A walk with fastai2 - Vision - Study Group and Online Lectures Megathread

I think converting the gray scale to 3-channel would be better as you’re not throwing away the very first layer, having said that CNN is a powerful model, So I also think it doesn’t matter much which method one uses. Regarding the transfer learning, do you think using transfer learning from huge handdrawn datasets like quickdraw would give better performance? Has anyone done that?

No idea. Possibly.

1 Like

Zach,

Is your style transfer example based on Gatys’s 2015 “A Neural Algorithm of Artistic Style” (what Jeremy describes as “the original way to do it” in his video)?

1 Like

Yes it is! We replicate that technique (which is also what Jeremy did in part 2 a few years back).

You can see the parallels if you explore the source code here:

1 Like

Thanks a lot @muellerzr. Awesome reply!!

So in this case we are doing dls.c = dls.train.after_item.c because since we are not using cnn_learner but just Learner we need to explicitly specify it. Correct?

Thanks a lot for the head code link!! it really help me a lot. I see now how the number of channels gets multiplied by 2. What does *body.children() mean?
It manages to return the number of channels (i.e. number of filters - nf) but I do not understand the syntax.

Finally I have a petition for the last image lecture. Could you walk us through the Datablock API code. I mean the output of DataBlock??

**PROVIDED DATA**.

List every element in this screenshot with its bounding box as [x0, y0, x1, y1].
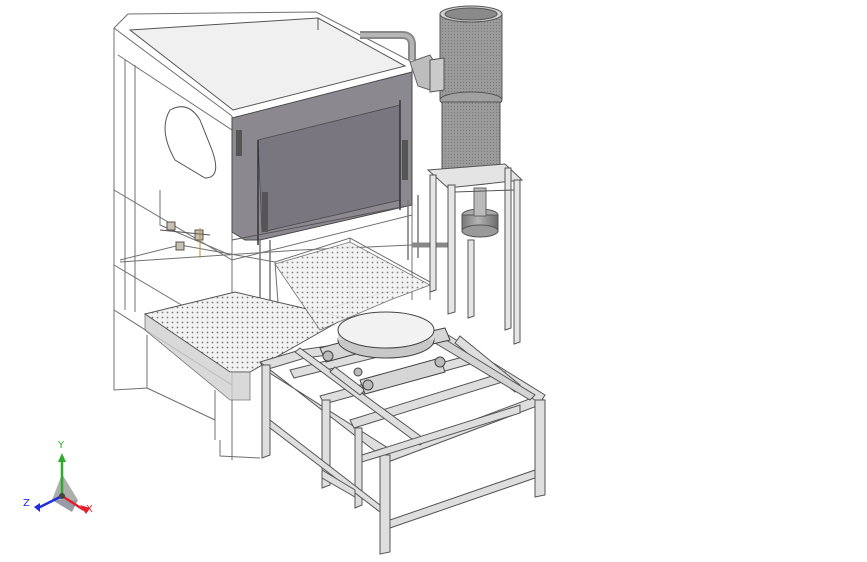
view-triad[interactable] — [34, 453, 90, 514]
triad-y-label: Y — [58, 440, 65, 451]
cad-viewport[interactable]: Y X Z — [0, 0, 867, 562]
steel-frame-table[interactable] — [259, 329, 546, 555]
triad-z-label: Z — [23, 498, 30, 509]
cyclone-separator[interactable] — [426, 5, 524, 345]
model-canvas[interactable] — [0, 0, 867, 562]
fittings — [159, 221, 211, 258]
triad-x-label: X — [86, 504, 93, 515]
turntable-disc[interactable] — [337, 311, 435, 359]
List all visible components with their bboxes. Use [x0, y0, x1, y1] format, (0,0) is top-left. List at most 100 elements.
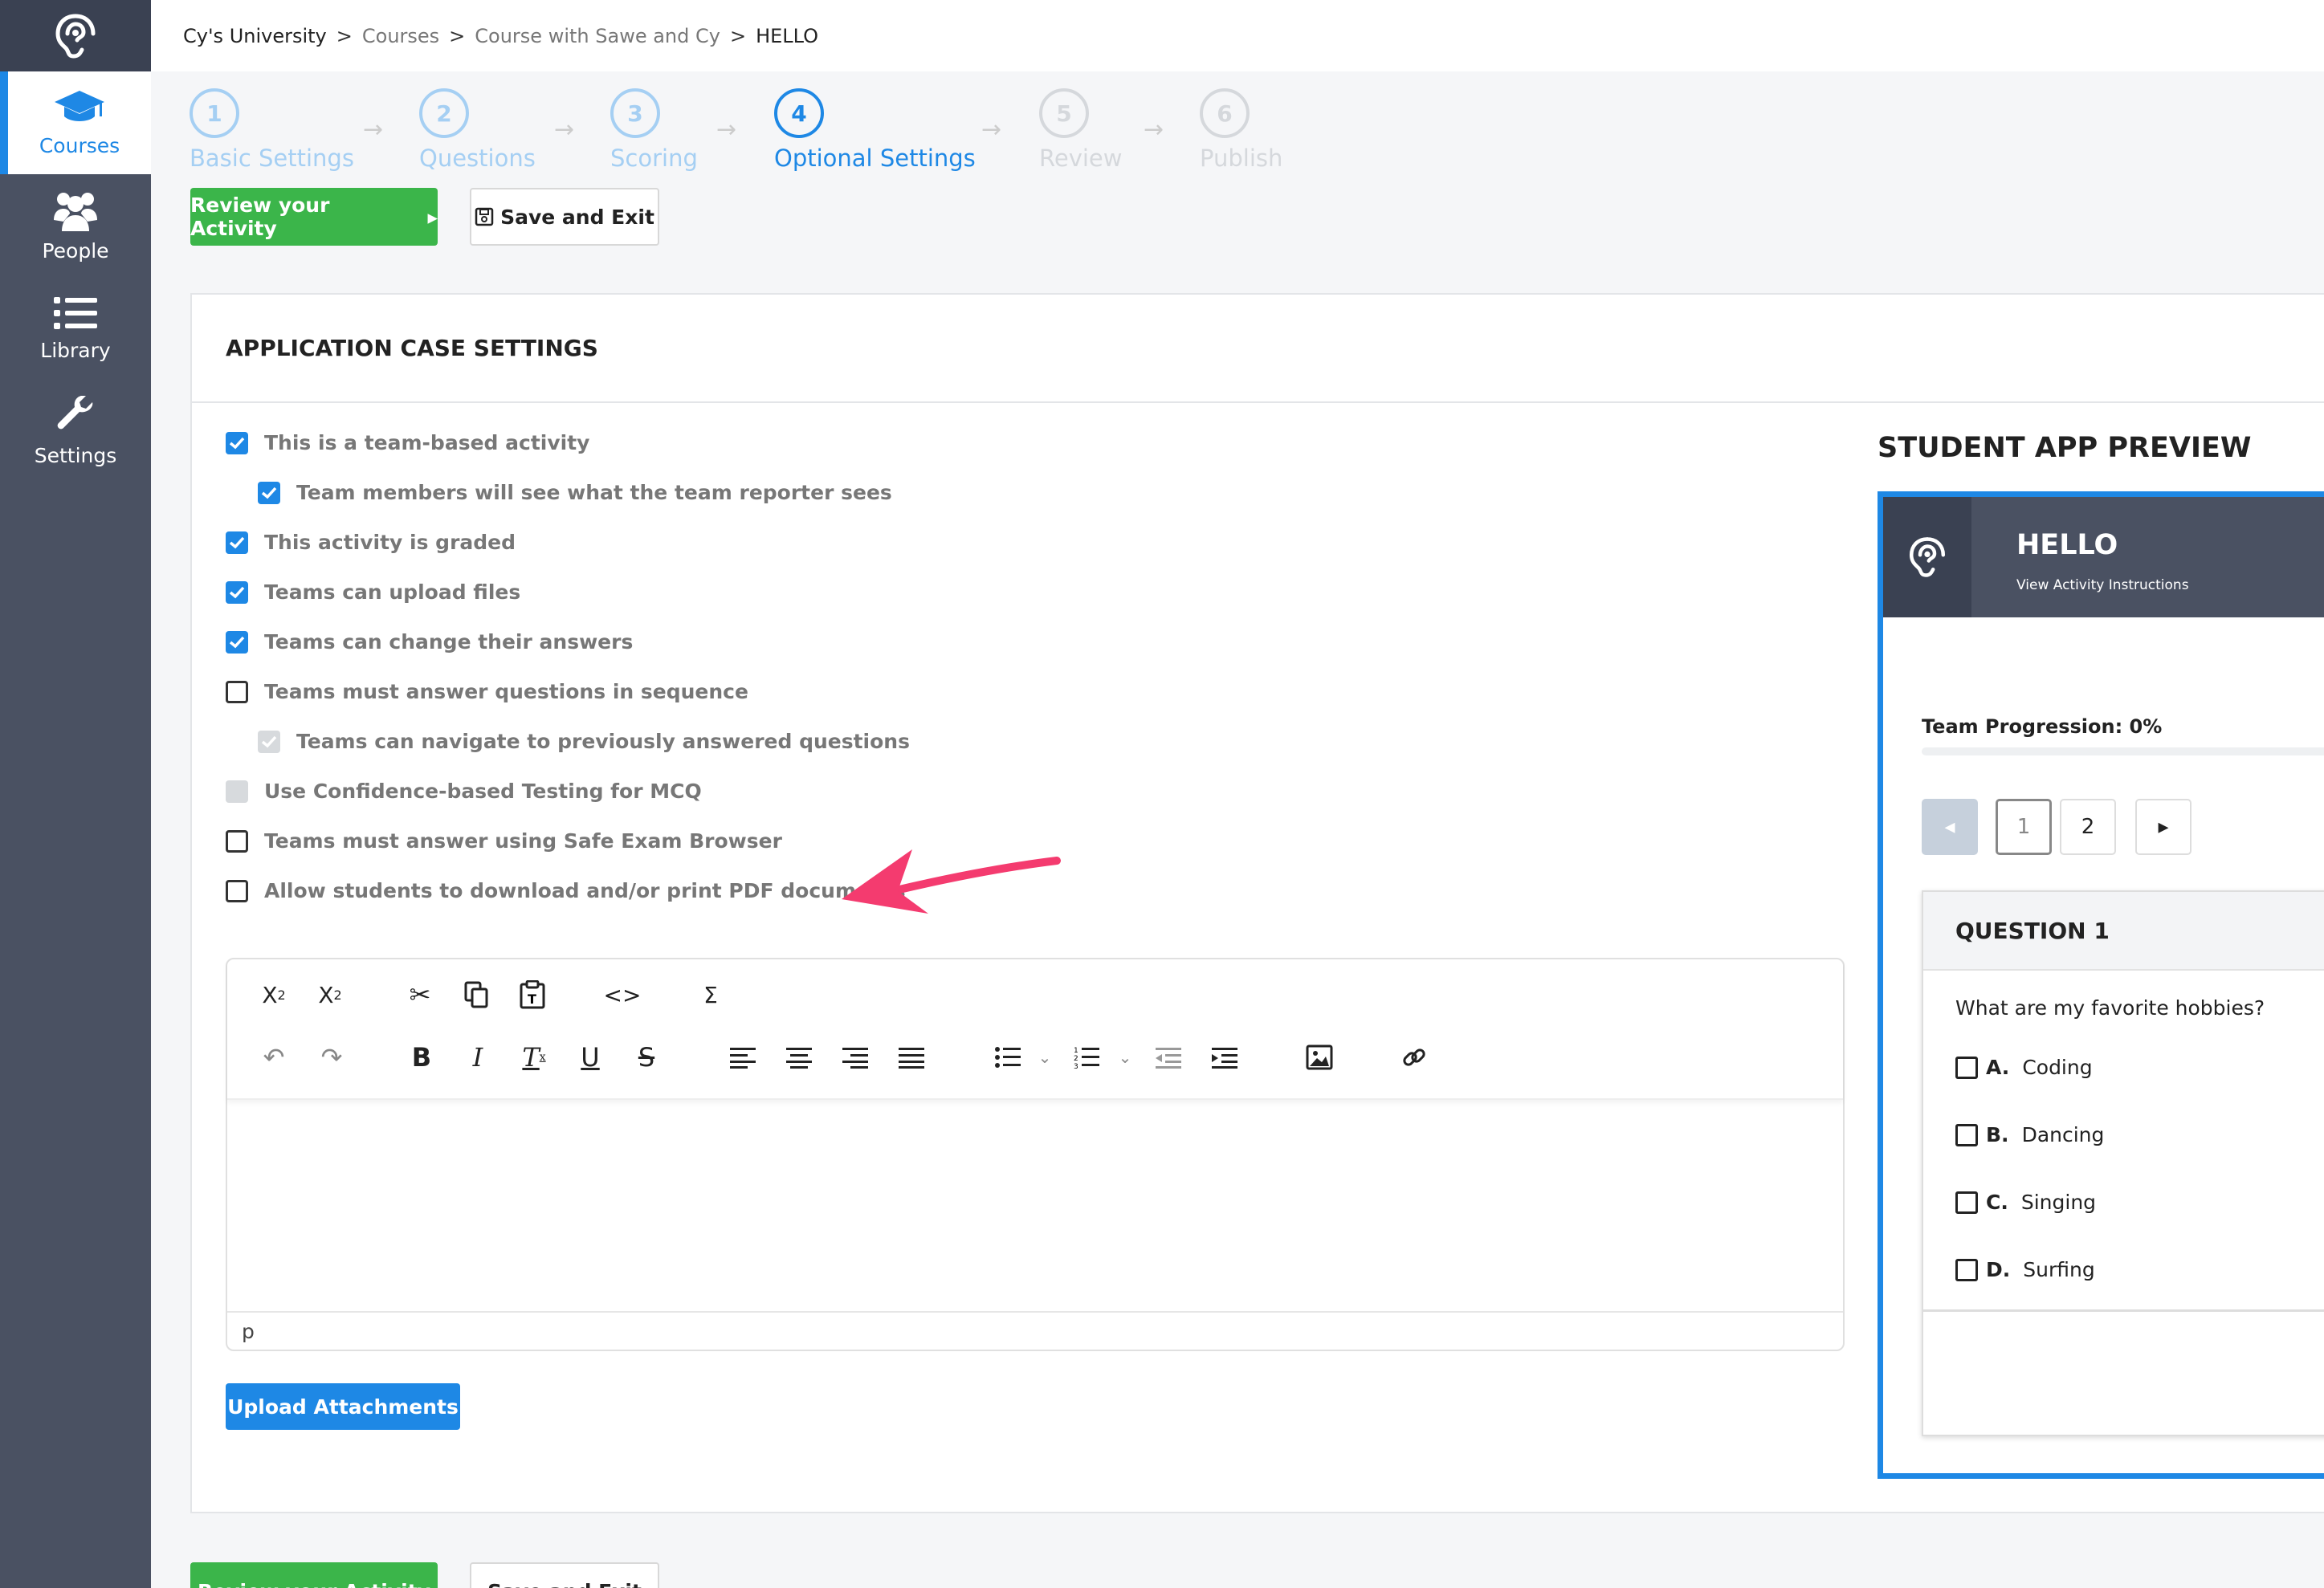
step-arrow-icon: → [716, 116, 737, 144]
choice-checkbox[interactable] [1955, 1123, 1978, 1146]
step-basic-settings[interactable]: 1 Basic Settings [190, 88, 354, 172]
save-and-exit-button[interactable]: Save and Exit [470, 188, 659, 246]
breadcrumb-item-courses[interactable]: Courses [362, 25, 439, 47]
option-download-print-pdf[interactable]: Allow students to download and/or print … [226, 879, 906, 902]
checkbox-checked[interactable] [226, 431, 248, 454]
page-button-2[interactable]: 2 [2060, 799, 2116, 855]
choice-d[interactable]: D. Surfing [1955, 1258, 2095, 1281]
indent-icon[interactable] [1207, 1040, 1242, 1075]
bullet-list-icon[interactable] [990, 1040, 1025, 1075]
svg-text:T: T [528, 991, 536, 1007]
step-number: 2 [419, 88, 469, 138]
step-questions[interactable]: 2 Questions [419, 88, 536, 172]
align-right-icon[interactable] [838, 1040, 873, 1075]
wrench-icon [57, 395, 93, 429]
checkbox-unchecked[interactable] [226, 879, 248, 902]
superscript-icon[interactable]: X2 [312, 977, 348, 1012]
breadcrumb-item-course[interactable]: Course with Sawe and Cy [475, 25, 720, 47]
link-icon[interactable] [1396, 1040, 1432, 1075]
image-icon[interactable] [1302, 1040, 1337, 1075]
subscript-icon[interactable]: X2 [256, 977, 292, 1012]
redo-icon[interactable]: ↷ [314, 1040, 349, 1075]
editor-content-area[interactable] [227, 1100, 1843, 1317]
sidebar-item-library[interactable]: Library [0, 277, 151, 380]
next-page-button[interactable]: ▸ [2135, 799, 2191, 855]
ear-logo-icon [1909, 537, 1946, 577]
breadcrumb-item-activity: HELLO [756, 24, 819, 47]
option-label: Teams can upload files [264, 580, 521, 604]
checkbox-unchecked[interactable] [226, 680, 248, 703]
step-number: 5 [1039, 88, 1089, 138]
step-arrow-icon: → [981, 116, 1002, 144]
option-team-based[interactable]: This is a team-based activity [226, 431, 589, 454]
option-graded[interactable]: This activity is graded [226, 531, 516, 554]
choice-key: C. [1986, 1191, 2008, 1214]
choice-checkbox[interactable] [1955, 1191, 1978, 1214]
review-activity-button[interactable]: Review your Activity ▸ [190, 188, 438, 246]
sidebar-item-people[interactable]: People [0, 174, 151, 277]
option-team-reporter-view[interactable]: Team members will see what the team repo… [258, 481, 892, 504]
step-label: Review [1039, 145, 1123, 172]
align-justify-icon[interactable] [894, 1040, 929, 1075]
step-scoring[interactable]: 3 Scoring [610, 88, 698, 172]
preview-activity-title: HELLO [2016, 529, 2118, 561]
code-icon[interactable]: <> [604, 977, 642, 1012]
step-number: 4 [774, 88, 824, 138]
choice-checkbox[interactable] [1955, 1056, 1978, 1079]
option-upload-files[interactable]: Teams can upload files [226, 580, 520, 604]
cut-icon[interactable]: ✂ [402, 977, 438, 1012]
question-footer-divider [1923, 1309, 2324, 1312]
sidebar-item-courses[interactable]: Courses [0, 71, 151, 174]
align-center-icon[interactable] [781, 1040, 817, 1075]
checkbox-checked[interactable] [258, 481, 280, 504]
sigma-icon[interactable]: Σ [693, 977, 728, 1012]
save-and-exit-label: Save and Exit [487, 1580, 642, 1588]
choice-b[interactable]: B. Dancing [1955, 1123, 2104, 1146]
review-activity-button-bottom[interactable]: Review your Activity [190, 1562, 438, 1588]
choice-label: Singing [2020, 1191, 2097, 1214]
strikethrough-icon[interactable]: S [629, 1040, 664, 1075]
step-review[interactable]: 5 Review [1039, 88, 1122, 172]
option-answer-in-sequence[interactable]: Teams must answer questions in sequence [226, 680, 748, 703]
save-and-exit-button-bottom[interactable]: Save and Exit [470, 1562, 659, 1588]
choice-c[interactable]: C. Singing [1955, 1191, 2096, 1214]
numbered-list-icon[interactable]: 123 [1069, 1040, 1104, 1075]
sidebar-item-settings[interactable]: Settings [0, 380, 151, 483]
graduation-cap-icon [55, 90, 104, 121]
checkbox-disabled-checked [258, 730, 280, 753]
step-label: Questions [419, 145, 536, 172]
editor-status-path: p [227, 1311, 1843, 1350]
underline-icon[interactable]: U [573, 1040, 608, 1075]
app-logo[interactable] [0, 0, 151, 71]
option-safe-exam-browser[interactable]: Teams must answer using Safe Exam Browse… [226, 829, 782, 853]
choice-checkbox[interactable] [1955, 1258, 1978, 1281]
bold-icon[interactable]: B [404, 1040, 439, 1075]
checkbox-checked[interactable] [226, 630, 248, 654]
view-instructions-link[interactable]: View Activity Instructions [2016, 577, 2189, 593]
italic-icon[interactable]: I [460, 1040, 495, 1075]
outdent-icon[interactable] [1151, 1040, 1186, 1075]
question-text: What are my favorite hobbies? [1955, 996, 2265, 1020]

**GIVEN EXERCISE 1**.
In the forum thread, which paper is the style transfer example based on?
**GIVEN EXERCISE 2**.
List every person's name or user handle that appears in the forum thread.
**GIVEN EXERCISE 3**.
From the forum thread, return the part that opens with the words containing "So in this case" and closes with "specify it. Correct?".

**FULL RESPONSE 1**.
Gatys's 2015 "A Neural Algorithm of Artistic Style."

**FULL RESPONSE 2**.
Zach, Gatys, Jeremy, @muellerzr

**FULL RESPONSE 3**.
So in this case we are doing dls.c = dls.train.after_item.c because since we are not using cnn_learner but just Learner we need to explicitly specify it. Correct?